PROBLEM: Across the entries below, how many lines contain the word "بهمن"? Give the number alone.

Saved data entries

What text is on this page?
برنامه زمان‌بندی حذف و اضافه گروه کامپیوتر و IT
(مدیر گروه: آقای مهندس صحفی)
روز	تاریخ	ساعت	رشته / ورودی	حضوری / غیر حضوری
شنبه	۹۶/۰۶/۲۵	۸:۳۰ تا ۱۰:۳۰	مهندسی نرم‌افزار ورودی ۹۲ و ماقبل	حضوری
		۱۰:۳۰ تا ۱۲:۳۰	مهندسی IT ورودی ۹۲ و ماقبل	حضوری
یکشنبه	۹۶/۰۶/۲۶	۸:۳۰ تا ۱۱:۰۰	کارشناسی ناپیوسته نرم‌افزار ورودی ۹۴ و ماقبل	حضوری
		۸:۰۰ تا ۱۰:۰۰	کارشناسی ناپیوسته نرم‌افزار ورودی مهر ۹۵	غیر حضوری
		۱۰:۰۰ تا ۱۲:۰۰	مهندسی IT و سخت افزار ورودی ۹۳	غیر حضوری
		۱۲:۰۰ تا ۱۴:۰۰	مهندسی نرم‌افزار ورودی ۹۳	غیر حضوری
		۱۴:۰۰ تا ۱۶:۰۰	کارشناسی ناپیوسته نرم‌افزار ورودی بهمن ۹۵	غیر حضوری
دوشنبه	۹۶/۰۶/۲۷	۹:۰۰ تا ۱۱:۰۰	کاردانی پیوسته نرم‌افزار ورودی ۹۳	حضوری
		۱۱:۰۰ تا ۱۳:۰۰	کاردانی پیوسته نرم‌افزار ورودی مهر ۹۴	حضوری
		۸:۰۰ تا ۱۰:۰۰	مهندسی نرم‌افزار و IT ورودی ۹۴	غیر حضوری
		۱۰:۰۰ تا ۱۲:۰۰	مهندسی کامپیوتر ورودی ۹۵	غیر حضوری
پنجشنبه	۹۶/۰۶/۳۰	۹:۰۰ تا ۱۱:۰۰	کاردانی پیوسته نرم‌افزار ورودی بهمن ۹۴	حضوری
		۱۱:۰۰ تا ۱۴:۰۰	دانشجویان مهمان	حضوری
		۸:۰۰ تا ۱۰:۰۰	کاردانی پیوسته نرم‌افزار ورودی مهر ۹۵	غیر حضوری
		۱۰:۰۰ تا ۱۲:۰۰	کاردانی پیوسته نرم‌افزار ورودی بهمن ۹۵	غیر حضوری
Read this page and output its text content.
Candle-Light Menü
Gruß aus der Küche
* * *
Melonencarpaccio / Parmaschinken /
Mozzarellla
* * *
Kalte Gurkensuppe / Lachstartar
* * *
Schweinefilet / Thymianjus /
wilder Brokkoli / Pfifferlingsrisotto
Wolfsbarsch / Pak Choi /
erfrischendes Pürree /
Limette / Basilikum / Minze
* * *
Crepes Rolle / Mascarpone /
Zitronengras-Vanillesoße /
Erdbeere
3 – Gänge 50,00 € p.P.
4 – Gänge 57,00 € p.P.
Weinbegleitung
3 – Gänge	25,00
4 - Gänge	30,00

RESPONSE TO THIS EXERCISE: 3